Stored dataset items

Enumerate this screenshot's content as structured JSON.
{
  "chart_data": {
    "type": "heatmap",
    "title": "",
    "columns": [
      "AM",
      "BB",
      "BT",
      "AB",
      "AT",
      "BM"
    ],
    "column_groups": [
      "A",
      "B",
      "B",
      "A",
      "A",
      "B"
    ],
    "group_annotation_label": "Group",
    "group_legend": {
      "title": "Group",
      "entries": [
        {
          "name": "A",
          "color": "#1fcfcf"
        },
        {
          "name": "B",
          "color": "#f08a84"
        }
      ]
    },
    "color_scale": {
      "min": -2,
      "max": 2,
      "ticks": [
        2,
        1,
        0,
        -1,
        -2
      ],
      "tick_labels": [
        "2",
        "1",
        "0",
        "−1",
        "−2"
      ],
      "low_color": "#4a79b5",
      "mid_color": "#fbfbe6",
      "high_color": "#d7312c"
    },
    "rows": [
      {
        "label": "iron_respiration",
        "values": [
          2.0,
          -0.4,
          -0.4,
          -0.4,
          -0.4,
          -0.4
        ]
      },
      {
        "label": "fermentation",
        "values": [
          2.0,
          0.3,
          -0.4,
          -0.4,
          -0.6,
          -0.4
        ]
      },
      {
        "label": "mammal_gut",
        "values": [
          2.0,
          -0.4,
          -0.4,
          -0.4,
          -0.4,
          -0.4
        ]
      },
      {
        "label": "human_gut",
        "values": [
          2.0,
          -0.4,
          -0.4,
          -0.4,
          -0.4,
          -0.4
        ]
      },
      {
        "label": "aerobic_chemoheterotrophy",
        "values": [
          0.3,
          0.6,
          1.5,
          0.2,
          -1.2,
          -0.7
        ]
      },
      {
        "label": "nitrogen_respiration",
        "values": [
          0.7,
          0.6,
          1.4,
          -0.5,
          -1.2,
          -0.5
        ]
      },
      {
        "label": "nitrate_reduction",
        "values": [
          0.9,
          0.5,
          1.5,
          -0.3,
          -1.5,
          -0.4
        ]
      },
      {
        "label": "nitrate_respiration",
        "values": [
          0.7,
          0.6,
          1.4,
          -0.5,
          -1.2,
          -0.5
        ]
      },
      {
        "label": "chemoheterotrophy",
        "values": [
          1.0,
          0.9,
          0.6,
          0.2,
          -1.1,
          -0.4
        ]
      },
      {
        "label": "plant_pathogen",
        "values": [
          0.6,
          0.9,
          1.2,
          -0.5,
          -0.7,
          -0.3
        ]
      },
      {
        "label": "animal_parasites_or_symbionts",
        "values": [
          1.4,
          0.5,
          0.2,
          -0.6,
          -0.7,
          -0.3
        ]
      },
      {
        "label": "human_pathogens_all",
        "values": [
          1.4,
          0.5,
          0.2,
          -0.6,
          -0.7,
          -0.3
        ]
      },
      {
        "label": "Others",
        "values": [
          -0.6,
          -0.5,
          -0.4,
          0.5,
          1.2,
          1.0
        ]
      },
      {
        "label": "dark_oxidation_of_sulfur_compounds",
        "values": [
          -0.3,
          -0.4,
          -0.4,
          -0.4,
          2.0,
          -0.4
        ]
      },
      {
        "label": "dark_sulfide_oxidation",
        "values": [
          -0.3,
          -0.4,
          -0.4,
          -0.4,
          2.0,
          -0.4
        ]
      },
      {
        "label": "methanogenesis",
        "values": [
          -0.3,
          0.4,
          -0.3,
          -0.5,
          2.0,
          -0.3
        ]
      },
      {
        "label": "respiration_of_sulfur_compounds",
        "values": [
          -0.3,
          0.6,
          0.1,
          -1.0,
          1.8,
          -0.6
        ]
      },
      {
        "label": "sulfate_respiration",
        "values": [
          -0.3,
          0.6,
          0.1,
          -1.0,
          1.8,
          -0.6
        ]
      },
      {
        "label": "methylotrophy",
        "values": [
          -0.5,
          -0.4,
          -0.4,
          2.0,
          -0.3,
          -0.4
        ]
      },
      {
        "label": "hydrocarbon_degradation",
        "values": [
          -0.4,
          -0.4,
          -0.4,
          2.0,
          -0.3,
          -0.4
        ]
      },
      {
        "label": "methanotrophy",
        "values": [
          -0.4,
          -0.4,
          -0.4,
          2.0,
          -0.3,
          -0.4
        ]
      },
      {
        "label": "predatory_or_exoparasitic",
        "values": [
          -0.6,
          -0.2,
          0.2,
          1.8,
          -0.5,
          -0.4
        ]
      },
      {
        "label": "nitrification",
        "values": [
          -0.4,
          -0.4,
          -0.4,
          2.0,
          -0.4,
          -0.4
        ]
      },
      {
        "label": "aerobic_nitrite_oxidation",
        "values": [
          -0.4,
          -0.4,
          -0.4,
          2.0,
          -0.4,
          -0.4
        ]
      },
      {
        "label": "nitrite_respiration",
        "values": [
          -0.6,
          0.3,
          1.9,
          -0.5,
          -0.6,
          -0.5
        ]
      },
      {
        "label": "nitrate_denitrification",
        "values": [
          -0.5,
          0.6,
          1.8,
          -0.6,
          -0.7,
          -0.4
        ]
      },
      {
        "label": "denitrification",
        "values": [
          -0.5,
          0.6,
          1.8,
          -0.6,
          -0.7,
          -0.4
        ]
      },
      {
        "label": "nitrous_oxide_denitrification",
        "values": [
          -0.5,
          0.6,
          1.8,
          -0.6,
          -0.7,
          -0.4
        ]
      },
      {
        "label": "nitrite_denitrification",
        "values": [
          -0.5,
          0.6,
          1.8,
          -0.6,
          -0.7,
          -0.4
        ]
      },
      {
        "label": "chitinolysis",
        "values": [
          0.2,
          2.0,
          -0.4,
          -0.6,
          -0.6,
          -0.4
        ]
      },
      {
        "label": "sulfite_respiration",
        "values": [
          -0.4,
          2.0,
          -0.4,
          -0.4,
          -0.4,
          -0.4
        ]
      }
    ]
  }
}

== Work instruction ==
The records above must be set down again exactly as written.

== Expected answer ==
Enumerate this screenshot's content as structured JSON.
{
  "chart_data": {
    "type": "heatmap",
    "title": "",
    "columns": [
      "AM",
      "BB",
      "BT",
      "AB",
      "AT",
      "BM"
    ],
    "column_groups": [
      "A",
      "B",
      "B",
      "A",
      "A",
      "B"
    ],
    "group_annotation_label": "Group",
    "group_legend": {
      "title": "Group",
      "entries": [
        {
          "name": "A",
          "color": "#1fcfcf"
        },
        {
          "name": "B",
          "color": "#f08a84"
        }
      ]
    },
    "color_scale": {
      "min": -2,
      "max": 2,
      "ticks": [
        2,
        1,
        0,
        -1,
        -2
      ],
      "tick_labels": [
        "2",
        "1",
        "0",
        "−1",
        "−2"
      ],
      "low_color": "#4a79b5",
      "mid_color": "#fbfbe6",
      "high_color": "#d7312c"
    },
    "rows": [
      {
        "label": "iron_respiration",
        "values": [
          2.0,
          -0.4,
          -0.4,
          -0.4,
          -0.4,
          -0.4
        ]
      },
      {
        "label": "fermentation",
        "values": [
          2.0,
          0.3,
          -0.4,
          -0.4,
          -0.6,
          -0.4
        ]
      },
      {
        "label": "mammal_gut",
        "values": [
          2.0,
          -0.4,
          -0.4,
          -0.4,
          -0.4,
          -0.4
        ]
      },
      {
        "label": "human_gut",
        "values": [
          2.0,
          -0.4,
          -0.4,
          -0.4,
          -0.4,
          -0.4
        ]
      },
      {
        "label": "aerobic_chemoheterotrophy",
        "values": [
          0.3,
          0.6,
          1.5,
          0.2,
          -1.2,
          -0.7
        ]
      },
      {
        "label": "nitrogen_respiration",
        "values": [
          0.7,
          0.6,
          1.4,
          -0.5,
          -1.2,
          -0.5
        ]
      },
      {
        "label": "nitrate_reduction",
        "values": [
          0.9,
          0.5,
          1.5,
          -0.3,
          -1.5,
          -0.4
        ]
      },
      {
        "label": "nitrate_respiration",
        "values": [
          0.7,
          0.6,
          1.4,
          -0.5,
          -1.2,
          -0.5
        ]
      },
      {
        "label": "chemoheterotrophy",
        "values": [
          1.0,
          0.9,
          0.6,
          0.2,
          -1.1,
          -0.4
        ]
      },
      {
        "label": "plant_pathogen",
        "values": [
          0.6,
          0.9,
          1.2,
          -0.5,
          -0.7,
          -0.3
        ]
      },
      {
        "label": "animal_parasites_or_symbionts",
        "values": [
          1.4,
          0.5,
          0.2,
          -0.6,
          -0.7,
          -0.3
        ]
      },
      {
        "label": "human_pathogens_all",
        "values": [
          1.4,
          0.5,
          0.2,
          -0.6,
          -0.7,
          -0.3
        ]
      },
      {
        "label": "Others",
        "values": [
          -0.6,
          -0.5,
          -0.4,
          0.5,
          1.2,
          1.0
        ]
      },
      {
        "label": "dark_oxidation_of_sulfur_compounds",
        "values": [
          -0.3,
          -0.4,
          -0.4,
          -0.4,
          2.0,
          -0.4
        ]
      },
      {
        "label": "dark_sulfide_oxidation",
        "values": [
          -0.3,
          -0.4,
          -0.4,
          -0.4,
          2.0,
          -0.4
        ]
      },
      {
        "label": "methanogenesis",
        "values": [
          -0.3,
          0.4,
          -0.3,
          -0.5,
          2.0,
          -0.3
        ]
      },
      {
        "label": "respiration_of_sulfur_compounds",
        "values": [
          -0.3,
          0.6,
          0.1,
          -1.0,
          1.8,
          -0.6
        ]
      },
      {
        "label": "sulfate_respiration",
        "values": [
          -0.3,
          0.6,
          0.1,
          -1.0,
          1.8,
          -0.6
        ]
      },
      {
        "label": "methylotrophy",
        "values": [
          -0.5,
          -0.4,
          -0.4,
          2.0,
          -0.3,
          -0.4
        ]
      },
      {
        "label": "hydrocarbon_degradation",
        "values": [
          -0.4,
          -0.4,
          -0.4,
          2.0,
          -0.3,
          -0.4
        ]
      },
      {
        "label": "methanotrophy",
        "values": [
          -0.4,
          -0.4,
          -0.4,
          2.0,
          -0.3,
          -0.4
        ]
      },
      {
        "label": "predatory_or_exoparasitic",
        "values": [
          -0.6,
          -0.2,
          0.2,
          1.8,
          -0.5,
          -0.4
        ]
      },
      {
        "label": "nitrification",
        "values": [
          -0.4,
          -0.4,
          -0.4,
          2.0,
          -0.4,
          -0.4
        ]
      },
      {
        "label": "aerobic_nitrite_oxidation",
        "values": [
          -0.4,
          -0.4,
          -0.4,
          2.0,
          -0.4,
          -0.4
        ]
      },
      {
        "label": "nitrite_respiration",
        "values": [
          -0.6,
          0.3,
          1.9,
          -0.5,
          -0.6,
          -0.5
        ]
      },
      {
        "label": "nitrate_denitrification",
        "values": [
          -0.5,
          0.6,
          1.8,
          -0.6,
          -0.7,
          -0.4
        ]
      },
      {
        "label": "denitrification",
        "values": [
          -0.5,
          0.6,
          1.8,
          -0.6,
          -0.7,
          -0.4
        ]
      },
      {
        "label": "nitrous_oxide_denitrification",
        "values": [
          -0.5,
          0.6,
          1.8,
          -0.6,
          -0.7,
          -0.4
        ]
      },
      {
        "label": "nitrite_denitrification",
        "values": [
          -0.5,
          0.6,
          1.8,
          -0.6,
          -0.7,
          -0.4
        ]
      },
      {
        "label": "chitinolysis",
        "values": [
          0.2,
          2.0,
          -0.4,
          -0.6,
          -0.6,
          -0.4
        ]
      },
      {
        "label": "sulfite_respiration",
        "values": [
          -0.4,
          2.0,
          -0.4,
          -0.4,
          -0.4,
          -0.4
        ]
      }
    ]
  }
}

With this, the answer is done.